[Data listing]

◆ ◆ ◆

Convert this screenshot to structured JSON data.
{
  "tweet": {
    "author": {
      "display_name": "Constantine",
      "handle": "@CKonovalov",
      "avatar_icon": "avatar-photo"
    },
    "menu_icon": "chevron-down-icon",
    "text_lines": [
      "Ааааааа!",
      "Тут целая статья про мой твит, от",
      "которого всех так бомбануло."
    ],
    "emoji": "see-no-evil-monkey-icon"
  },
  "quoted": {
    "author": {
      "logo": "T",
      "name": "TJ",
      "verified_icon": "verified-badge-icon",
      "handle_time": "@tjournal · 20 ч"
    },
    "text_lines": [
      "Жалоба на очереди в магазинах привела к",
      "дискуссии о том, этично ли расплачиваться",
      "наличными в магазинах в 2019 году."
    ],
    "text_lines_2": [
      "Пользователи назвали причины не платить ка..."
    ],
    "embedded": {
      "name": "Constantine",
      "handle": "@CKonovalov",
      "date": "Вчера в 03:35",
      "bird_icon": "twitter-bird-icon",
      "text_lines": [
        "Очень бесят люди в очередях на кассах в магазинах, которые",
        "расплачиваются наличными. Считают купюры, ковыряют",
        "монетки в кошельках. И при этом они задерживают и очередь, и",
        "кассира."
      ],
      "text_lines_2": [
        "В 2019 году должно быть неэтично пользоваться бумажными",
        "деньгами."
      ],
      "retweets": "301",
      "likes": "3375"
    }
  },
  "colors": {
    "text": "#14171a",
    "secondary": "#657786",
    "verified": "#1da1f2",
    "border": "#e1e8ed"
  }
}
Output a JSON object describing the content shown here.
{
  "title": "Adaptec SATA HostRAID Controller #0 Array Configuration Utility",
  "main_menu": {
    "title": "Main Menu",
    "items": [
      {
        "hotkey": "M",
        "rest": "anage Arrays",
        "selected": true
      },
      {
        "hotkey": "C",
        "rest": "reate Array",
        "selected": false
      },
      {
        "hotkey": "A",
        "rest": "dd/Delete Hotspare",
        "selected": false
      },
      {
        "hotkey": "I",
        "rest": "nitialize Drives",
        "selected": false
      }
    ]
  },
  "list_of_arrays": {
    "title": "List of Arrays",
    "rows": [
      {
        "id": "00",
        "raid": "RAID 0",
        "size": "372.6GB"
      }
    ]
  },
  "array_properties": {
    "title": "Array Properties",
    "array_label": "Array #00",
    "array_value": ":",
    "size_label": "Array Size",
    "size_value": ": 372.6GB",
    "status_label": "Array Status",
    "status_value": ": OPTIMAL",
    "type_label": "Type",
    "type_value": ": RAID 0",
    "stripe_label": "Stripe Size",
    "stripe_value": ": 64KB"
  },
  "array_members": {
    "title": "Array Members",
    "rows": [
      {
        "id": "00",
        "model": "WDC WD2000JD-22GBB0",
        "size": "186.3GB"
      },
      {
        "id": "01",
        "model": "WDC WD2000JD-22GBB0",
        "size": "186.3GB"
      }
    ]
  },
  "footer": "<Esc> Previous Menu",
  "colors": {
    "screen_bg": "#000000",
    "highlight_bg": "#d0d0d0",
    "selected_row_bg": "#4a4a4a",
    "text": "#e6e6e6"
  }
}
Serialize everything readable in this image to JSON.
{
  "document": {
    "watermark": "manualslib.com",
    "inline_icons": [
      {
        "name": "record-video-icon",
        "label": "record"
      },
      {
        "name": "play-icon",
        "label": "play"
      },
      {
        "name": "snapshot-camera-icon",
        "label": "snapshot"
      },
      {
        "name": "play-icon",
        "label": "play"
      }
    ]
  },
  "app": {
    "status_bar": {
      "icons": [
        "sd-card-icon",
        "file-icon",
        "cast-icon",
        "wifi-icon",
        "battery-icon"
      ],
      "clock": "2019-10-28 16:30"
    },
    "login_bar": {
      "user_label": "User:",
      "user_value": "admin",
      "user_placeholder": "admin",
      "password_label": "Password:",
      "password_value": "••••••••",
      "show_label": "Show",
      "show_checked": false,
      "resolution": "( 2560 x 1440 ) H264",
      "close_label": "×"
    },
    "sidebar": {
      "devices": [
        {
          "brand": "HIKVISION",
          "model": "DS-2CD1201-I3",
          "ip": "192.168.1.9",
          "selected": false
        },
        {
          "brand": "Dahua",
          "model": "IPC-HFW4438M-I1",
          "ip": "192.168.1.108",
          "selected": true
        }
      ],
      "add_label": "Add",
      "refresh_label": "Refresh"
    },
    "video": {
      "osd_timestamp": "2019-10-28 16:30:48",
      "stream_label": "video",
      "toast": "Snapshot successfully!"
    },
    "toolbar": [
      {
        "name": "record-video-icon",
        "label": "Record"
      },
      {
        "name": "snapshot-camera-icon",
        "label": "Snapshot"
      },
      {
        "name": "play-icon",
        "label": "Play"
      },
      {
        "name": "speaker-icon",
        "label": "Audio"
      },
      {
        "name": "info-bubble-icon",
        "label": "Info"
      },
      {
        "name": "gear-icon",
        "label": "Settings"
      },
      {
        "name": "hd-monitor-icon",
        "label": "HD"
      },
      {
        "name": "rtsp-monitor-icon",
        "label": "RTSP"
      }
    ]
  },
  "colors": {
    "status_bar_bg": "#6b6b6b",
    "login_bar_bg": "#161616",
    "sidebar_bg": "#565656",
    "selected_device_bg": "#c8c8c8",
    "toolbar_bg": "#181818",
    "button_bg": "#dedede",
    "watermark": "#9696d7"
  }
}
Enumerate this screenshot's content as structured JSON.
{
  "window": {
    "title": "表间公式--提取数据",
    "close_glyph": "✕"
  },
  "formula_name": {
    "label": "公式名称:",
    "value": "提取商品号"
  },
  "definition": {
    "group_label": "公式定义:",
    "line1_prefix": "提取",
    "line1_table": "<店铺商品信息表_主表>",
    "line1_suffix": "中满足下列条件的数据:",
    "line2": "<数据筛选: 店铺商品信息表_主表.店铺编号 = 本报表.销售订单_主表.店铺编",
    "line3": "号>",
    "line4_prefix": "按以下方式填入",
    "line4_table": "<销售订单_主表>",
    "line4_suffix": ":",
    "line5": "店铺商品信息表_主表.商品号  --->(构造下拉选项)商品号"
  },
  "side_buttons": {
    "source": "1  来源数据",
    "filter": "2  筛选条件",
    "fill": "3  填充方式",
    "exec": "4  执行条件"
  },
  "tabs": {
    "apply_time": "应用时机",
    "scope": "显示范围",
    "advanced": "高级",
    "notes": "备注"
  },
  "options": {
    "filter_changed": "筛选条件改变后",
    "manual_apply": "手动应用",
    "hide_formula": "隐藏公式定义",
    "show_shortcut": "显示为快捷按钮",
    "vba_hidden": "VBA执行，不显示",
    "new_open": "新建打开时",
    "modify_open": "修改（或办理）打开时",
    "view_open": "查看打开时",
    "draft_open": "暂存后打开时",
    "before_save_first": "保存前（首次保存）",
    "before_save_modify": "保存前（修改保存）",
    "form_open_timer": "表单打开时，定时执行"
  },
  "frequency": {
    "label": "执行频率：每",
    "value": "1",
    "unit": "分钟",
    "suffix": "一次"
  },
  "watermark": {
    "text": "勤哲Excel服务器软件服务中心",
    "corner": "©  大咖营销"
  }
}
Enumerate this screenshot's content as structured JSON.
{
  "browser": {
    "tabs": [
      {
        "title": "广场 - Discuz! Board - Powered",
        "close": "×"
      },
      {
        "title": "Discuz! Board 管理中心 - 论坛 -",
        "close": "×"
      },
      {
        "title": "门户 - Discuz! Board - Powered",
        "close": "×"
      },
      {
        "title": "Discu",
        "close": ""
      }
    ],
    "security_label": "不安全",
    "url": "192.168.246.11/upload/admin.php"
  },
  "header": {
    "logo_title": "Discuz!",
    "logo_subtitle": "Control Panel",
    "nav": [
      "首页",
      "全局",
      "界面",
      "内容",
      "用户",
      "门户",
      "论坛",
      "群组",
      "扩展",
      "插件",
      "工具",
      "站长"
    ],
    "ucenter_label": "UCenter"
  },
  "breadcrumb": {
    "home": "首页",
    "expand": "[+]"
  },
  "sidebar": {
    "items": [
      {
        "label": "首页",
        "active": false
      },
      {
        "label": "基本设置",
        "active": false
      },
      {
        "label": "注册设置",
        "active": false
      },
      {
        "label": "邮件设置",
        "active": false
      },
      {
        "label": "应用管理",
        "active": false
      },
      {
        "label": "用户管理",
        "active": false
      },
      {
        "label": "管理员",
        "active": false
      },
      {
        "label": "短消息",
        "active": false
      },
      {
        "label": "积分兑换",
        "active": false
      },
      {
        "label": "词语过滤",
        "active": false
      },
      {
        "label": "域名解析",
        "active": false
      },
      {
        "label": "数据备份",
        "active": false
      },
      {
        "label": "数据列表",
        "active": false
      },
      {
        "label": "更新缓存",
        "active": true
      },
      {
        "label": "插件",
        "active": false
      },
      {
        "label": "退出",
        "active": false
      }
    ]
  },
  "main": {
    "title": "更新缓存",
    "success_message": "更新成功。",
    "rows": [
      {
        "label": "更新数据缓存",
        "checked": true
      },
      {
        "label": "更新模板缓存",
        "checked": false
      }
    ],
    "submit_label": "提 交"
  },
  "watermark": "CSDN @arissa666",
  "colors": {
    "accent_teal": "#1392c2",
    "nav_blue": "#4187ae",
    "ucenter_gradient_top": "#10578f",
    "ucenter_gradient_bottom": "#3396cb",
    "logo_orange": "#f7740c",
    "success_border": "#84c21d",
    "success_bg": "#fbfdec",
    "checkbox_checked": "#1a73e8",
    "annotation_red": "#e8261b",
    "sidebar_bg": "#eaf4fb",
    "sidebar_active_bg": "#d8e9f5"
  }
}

◆ ◆ ◆

Task details: Only the number is wanted: how many lines above include the word "verified"?

Full answer: 2